>> BEGIN Dataset excerpts

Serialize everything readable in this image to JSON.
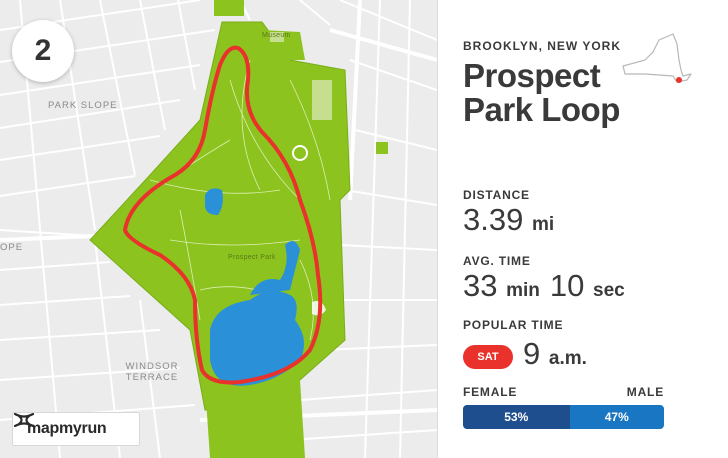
{
  "rank": "2",
  "map": {
    "neighborhood_labels": {
      "park_slope": "PARK SLOPE",
      "ope": "OPE",
      "windsor_terrace": "WINDSOR TERRACE"
    },
    "poi_labels": {
      "museum": "Museum",
      "lake": "Prospect Park"
    },
    "colors": {
      "park": "#8cc31f",
      "water": "#2a90d8",
      "route": "#e8322b",
      "road": "#ffffff",
      "background": "#ececec"
    }
  },
  "brand": {
    "name": "mapmyrun",
    "logo_icon": "under-armour-logo-icon"
  },
  "route": {
    "location": "BROOKLYN, NEW YORK",
    "title_line1": "Prospect",
    "title_line2": "Park Loop",
    "state_icon": "new-york-state-outline-icon"
  },
  "stats": {
    "distance": {
      "label": "DISTANCE",
      "value": "3.39",
      "unit": "mi"
    },
    "avg_time": {
      "label": "AVG. TIME",
      "minutes": "33",
      "minutes_unit": "min",
      "seconds": "10",
      "seconds_unit": "sec"
    },
    "popular_time": {
      "label": "POPULAR TIME",
      "day": "SAT",
      "time": "9",
      "time_unit": "a.m."
    }
  },
  "gender": {
    "female_label": "FEMALE",
    "male_label": "MALE",
    "female_pct": 53,
    "male_pct": 47,
    "female_text": "53%",
    "male_text": "47%"
  }
}
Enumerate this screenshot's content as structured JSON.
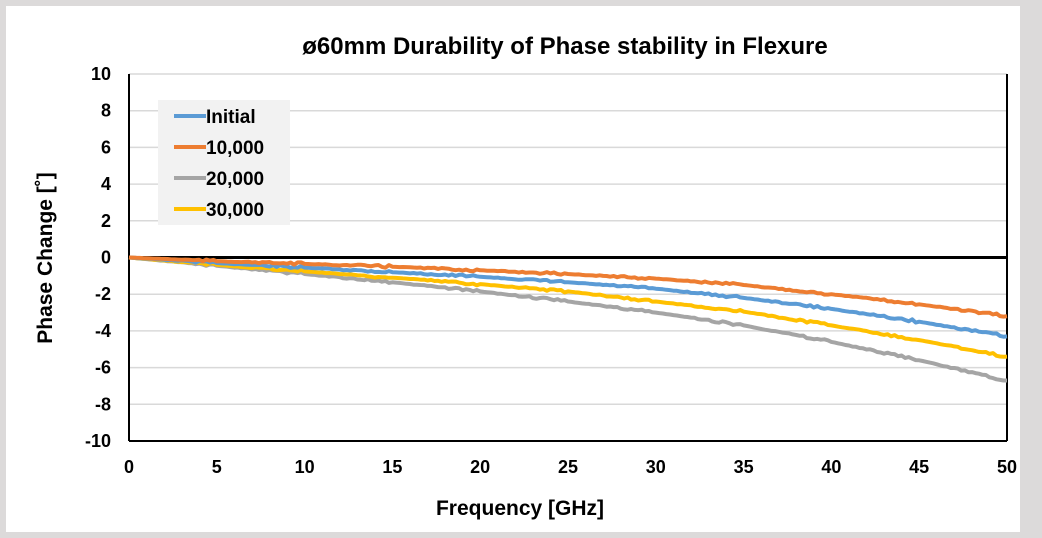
{
  "chart_data": {
    "type": "line",
    "title": "ø60mm Durability of Phase stability in Flexure",
    "xlabel": "Frequency [GHz]",
    "ylabel": "Phase Change [˚]",
    "xlim": [
      0,
      50
    ],
    "ylim": [
      -10,
      10
    ],
    "xticks": [
      0,
      5,
      10,
      15,
      20,
      25,
      30,
      35,
      40,
      45,
      50
    ],
    "yticks": [
      10,
      8,
      6,
      4,
      2,
      0,
      -2,
      -4,
      -6,
      -8,
      -10
    ],
    "grid": true,
    "legend": "top-left",
    "x": [
      0,
      5,
      10,
      15,
      20,
      25,
      30,
      35,
      40,
      45,
      50
    ],
    "series": [
      {
        "name": "Initial",
        "color": "#5b9bd5",
        "values": [
          0,
          -0.3,
          -0.55,
          -0.8,
          -1.05,
          -1.35,
          -1.7,
          -2.2,
          -2.8,
          -3.5,
          -4.3
        ]
      },
      {
        "name": "10,000",
        "color": "#ed7d31",
        "values": [
          0,
          -0.2,
          -0.35,
          -0.5,
          -0.7,
          -0.9,
          -1.15,
          -1.5,
          -2.0,
          -2.55,
          -3.2
        ]
      },
      {
        "name": "20,000",
        "color": "#a5a5a5",
        "values": [
          0,
          -0.45,
          -0.9,
          -1.35,
          -1.85,
          -2.4,
          -3.0,
          -3.7,
          -4.6,
          -5.6,
          -6.7
        ]
      },
      {
        "name": "30,000",
        "color": "#ffc000",
        "values": [
          0,
          -0.4,
          -0.75,
          -1.1,
          -1.45,
          -1.85,
          -2.4,
          -2.95,
          -3.7,
          -4.5,
          -5.4
        ]
      }
    ]
  }
}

>> END Dataset excerpts

• **Goal**:
Repeat the material above in full and exactly, apart from the pictures.

• **Task output**:
Serialize everything readable in this image to JSON.
{
  "rank": "2",
  "map": {
    "neighborhood_labels": {
      "park_slope": "PARK SLOPE",
      "ope": "OPE",
      "windsor_terrace": "WINDSOR TERRACE"
    },
    "poi_labels": {
      "museum": "Museum",
      "lake": "Prospect Park"
    },
    "colors": {
      "park": "#8cc31f",
      "water": "#2a90d8",
      "route": "#e8322b",
      "road": "#ffffff",
      "background": "#ececec"
    }
  },
  "brand": {
    "name": "mapmyrun",
    "logo_icon": "under-armour-logo-icon"
  },
  "route": {
    "location": "BROOKLYN, NEW YORK",
    "title_line1": "Prospect",
    "title_line2": "Park Loop",
    "state_icon": "new-york-state-outline-icon"
  },
  "stats": {
    "distance": {
      "label": "DISTANCE",
      "value": "3.39",
      "unit": "mi"
    },
    "avg_time": {
      "label": "AVG. TIME",
      "minutes": "33",
      "minutes_unit": "min",
      "seconds": "10",
      "seconds_unit": "sec"
    },
    "popular_time": {
      "label": "POPULAR TIME",
      "day": "SAT",
      "time": "9",
      "time_unit": "a.m."
    }
  },
  "gender": {
    "female_label": "FEMALE",
    "male_label": "MALE",
    "female_pct": 53,
    "male_pct": 47,
    "female_text": "53%",
    "male_text": "47%"
  }
}
Enumerate this screenshot's content as structured JSON.
{
  "chart_data": {
    "type": "line",
    "title": "ø60mm Durability of Phase stability in Flexure",
    "xlabel": "Frequency [GHz]",
    "ylabel": "Phase Change [˚]",
    "xlim": [
      0,
      50
    ],
    "ylim": [
      -10,
      10
    ],
    "xticks": [
      0,
      5,
      10,
      15,
      20,
      25,
      30,
      35,
      40,
      45,
      50
    ],
    "yticks": [
      10,
      8,
      6,
      4,
      2,
      0,
      -2,
      -4,
      -6,
      -8,
      -10
    ],
    "grid": true,
    "legend": "top-left",
    "x": [
      0,
      5,
      10,
      15,
      20,
      25,
      30,
      35,
      40,
      45,
      50
    ],
    "series": [
      {
        "name": "Initial",
        "color": "#5b9bd5",
        "values": [
          0,
          -0.3,
          -0.55,
          -0.8,
          -1.05,
          -1.35,
          -1.7,
          -2.2,
          -2.8,
          -3.5,
          -4.3
        ]
      },
      {
        "name": "10,000",
        "color": "#ed7d31",
        "values": [
          0,
          -0.2,
          -0.35,
          -0.5,
          -0.7,
          -0.9,
          -1.15,
          -1.5,
          -2.0,
          -2.55,
          -3.2
        ]
      },
      {
        "name": "20,000",
        "color": "#a5a5a5",
        "values": [
          0,
          -0.45,
          -0.9,
          -1.35,
          -1.85,
          -2.4,
          -3.0,
          -3.7,
          -4.6,
          -5.6,
          -6.7
        ]
      },
      {
        "name": "30,000",
        "color": "#ffc000",
        "values": [
          0,
          -0.4,
          -0.75,
          -1.1,
          -1.45,
          -1.85,
          -2.4,
          -2.95,
          -3.7,
          -4.5,
          -5.4
        ]
      }
    ]
  }
}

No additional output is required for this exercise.